## [EXERCISE]
Rewrite the data from its first line through the line that has "color-bar-label: 30 bbox=[795, 392, 818, 414]", replacing "color-bar-label" with "color-scale-label" and keeping everything else the same. Give only those lines.

__________

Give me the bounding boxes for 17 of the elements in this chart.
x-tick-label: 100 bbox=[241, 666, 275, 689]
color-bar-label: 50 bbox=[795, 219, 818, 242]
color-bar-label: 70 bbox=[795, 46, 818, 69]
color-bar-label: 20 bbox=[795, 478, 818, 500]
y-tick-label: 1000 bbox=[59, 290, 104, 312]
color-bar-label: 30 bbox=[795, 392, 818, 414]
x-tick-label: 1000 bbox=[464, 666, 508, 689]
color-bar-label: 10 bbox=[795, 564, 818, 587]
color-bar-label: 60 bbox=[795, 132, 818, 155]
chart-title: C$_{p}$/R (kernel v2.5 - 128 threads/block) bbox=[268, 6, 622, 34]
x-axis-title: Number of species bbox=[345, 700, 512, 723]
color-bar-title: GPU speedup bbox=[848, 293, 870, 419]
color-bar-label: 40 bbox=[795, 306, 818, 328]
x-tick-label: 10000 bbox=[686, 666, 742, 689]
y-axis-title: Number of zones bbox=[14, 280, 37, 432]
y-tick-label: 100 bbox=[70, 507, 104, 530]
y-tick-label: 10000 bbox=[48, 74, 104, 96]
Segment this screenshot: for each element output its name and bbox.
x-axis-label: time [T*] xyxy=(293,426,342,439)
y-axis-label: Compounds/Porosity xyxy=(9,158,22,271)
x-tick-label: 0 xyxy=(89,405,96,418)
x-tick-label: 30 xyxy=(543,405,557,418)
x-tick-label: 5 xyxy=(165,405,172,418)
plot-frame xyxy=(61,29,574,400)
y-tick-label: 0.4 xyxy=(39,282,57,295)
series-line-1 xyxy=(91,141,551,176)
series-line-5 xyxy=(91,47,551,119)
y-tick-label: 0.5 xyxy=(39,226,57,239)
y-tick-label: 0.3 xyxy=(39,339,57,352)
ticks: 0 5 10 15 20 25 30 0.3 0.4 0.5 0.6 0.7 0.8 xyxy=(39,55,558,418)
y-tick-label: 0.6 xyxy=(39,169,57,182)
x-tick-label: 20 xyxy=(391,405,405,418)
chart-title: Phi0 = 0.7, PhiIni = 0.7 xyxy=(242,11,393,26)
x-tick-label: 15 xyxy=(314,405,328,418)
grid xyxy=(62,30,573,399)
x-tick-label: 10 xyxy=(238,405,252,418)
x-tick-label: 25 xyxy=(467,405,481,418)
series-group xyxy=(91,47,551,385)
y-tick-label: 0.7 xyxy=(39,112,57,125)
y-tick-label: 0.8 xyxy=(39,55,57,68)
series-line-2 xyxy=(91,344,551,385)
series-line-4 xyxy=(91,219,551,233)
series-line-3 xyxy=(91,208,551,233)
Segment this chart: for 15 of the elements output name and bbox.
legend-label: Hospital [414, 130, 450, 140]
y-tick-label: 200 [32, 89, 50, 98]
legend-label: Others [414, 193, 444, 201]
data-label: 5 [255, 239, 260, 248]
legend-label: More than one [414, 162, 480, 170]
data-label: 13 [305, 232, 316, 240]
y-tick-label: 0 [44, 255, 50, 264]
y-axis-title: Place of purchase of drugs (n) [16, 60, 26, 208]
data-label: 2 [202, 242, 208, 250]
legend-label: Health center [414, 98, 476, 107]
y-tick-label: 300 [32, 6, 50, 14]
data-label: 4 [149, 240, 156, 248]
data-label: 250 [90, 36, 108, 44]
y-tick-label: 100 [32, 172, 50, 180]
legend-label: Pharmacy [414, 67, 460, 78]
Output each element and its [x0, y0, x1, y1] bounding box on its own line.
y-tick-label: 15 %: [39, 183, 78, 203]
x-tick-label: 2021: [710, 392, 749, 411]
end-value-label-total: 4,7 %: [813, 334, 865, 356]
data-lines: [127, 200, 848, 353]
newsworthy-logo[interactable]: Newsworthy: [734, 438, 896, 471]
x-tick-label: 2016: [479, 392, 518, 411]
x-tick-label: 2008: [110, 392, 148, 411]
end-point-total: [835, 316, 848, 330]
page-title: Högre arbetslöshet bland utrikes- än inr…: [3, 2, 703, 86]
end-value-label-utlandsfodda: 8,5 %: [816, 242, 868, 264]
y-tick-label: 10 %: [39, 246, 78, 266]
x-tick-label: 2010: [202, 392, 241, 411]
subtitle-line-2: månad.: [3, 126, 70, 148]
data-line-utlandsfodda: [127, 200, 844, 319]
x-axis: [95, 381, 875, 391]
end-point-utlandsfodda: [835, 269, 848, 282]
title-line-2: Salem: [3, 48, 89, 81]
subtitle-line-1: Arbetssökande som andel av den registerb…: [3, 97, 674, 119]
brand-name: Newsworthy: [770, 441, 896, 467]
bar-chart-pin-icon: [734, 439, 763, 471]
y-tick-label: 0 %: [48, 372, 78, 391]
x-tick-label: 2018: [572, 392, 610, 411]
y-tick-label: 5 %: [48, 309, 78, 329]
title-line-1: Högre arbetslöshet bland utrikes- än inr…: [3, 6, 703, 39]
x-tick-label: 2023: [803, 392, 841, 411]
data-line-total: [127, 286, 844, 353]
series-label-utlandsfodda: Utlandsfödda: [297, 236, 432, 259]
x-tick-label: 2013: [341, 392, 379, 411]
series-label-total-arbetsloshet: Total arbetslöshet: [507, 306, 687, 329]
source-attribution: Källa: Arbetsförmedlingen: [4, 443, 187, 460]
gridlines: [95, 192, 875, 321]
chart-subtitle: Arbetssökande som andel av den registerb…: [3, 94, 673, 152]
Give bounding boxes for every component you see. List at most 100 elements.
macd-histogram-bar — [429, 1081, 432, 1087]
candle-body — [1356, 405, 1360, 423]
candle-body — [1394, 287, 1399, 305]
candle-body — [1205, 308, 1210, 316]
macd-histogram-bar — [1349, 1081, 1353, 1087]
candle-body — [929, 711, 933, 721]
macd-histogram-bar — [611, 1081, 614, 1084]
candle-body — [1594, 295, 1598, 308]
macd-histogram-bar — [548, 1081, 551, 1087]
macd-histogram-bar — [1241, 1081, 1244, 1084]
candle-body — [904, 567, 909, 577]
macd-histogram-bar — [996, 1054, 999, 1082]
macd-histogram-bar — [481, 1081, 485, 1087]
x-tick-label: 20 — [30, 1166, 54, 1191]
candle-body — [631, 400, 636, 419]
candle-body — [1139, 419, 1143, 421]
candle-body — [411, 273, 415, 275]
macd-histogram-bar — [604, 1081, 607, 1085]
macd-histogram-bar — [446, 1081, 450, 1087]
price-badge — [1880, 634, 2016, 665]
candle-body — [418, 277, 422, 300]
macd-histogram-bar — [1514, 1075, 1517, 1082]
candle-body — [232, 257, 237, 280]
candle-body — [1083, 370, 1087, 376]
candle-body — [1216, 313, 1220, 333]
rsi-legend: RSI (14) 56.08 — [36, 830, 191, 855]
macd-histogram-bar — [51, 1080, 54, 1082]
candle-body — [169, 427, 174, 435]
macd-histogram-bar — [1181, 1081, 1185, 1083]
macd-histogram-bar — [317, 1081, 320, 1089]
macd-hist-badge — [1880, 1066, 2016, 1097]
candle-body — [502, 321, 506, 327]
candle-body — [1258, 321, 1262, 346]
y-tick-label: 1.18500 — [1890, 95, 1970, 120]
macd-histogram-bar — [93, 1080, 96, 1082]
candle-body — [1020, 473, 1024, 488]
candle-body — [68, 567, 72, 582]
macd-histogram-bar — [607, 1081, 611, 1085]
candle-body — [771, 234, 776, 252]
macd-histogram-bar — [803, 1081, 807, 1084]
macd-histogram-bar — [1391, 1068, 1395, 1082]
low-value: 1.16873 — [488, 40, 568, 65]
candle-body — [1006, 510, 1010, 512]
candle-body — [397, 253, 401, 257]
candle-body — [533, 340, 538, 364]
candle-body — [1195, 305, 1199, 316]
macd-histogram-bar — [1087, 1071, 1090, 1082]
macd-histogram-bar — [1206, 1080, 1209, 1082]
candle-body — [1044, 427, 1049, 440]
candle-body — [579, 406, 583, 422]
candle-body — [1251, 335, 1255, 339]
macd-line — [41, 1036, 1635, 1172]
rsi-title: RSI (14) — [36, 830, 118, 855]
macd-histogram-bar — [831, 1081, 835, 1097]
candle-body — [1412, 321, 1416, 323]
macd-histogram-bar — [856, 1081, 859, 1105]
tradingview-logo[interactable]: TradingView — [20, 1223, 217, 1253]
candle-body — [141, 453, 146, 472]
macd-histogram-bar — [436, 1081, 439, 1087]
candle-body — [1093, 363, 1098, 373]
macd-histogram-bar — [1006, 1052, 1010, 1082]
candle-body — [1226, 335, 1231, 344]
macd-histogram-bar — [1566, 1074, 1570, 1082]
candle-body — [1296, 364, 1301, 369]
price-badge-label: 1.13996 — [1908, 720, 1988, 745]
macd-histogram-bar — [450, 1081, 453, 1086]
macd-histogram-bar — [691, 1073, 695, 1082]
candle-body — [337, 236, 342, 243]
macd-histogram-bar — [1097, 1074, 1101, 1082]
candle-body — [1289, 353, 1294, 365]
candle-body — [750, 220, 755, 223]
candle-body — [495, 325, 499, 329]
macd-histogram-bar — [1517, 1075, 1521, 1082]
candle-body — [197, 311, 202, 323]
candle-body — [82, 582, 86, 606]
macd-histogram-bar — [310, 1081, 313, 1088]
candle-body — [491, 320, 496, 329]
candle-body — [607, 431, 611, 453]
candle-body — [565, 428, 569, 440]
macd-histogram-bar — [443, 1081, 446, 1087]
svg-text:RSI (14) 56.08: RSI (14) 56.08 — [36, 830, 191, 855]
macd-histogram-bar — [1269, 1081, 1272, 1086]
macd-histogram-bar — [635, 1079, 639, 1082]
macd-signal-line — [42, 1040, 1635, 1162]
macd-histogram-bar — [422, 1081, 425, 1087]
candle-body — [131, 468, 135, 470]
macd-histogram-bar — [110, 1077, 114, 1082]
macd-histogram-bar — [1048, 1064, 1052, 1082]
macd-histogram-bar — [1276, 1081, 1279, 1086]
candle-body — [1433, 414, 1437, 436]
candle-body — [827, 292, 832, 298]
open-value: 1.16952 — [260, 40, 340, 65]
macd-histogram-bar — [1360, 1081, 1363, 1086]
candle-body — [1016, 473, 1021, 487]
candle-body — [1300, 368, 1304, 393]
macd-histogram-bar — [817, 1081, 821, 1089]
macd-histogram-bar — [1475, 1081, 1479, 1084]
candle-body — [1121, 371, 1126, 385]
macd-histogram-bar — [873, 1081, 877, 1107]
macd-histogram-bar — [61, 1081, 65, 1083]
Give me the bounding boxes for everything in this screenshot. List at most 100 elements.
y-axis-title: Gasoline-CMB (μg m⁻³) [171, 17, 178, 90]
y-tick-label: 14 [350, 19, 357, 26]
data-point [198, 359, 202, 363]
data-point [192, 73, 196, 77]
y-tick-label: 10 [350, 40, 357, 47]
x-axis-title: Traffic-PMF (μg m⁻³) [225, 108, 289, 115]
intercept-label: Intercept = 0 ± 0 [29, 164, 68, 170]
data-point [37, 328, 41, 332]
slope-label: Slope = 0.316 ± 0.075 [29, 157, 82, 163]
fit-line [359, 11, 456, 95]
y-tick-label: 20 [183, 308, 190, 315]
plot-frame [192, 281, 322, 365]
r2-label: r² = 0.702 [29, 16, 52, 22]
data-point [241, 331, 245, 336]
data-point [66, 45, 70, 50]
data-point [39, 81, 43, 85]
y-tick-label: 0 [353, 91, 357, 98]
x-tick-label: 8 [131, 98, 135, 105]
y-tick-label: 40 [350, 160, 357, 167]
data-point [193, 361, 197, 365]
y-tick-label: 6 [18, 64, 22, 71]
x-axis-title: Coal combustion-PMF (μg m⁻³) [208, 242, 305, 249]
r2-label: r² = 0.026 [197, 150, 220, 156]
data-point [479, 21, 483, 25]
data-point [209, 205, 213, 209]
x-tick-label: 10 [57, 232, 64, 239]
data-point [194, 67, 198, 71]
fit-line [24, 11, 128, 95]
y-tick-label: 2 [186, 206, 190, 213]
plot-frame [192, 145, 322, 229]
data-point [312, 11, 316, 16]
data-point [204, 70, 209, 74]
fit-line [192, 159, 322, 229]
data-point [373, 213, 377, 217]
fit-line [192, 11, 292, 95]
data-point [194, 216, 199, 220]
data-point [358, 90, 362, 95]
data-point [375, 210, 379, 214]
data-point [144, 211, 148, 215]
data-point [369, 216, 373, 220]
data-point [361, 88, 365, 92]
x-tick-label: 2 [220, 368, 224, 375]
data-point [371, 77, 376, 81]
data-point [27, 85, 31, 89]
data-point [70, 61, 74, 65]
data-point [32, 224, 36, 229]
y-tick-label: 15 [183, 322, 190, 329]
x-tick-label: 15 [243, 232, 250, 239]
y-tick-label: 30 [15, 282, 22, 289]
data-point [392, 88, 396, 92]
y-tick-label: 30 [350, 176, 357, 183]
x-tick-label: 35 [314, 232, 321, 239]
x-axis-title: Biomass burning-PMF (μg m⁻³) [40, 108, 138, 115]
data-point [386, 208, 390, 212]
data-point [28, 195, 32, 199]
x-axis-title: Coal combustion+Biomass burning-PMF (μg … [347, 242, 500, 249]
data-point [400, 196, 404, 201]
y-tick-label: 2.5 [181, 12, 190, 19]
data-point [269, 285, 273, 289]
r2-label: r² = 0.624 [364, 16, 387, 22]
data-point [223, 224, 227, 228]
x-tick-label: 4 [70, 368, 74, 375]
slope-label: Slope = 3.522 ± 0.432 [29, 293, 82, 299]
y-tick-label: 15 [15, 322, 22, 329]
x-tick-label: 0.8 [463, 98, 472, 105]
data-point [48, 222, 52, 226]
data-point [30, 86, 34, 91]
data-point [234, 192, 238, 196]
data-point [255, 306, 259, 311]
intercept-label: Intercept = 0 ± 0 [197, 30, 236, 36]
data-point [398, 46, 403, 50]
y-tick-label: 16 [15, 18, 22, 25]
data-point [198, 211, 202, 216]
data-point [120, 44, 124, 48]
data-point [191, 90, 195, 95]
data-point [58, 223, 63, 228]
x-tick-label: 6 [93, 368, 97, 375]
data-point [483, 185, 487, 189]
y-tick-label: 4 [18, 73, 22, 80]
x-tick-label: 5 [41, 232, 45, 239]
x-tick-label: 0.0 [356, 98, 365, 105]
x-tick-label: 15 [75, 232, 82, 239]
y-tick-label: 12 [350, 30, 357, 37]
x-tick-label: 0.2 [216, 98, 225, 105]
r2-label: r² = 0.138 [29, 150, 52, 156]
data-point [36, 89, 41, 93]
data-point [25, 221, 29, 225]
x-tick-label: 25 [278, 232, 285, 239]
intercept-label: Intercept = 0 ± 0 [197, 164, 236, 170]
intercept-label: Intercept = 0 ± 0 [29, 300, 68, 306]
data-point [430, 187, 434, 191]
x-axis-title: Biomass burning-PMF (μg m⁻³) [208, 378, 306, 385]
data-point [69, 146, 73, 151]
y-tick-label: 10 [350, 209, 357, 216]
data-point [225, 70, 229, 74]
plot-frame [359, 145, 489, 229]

__________

## [WRITTEN REPLY]
Give me the bounding boxes for 17 of the elements in this chart.
x-tick-label: 100 bbox=[241, 666, 275, 689]
color-scale-label: 50 bbox=[795, 219, 818, 242]
color-scale-label: 70 bbox=[795, 46, 818, 69]
color-scale-label: 20 bbox=[795, 478, 818, 500]
y-tick-label: 1000 bbox=[59, 290, 104, 312]
color-scale-label: 30 bbox=[795, 392, 818, 414]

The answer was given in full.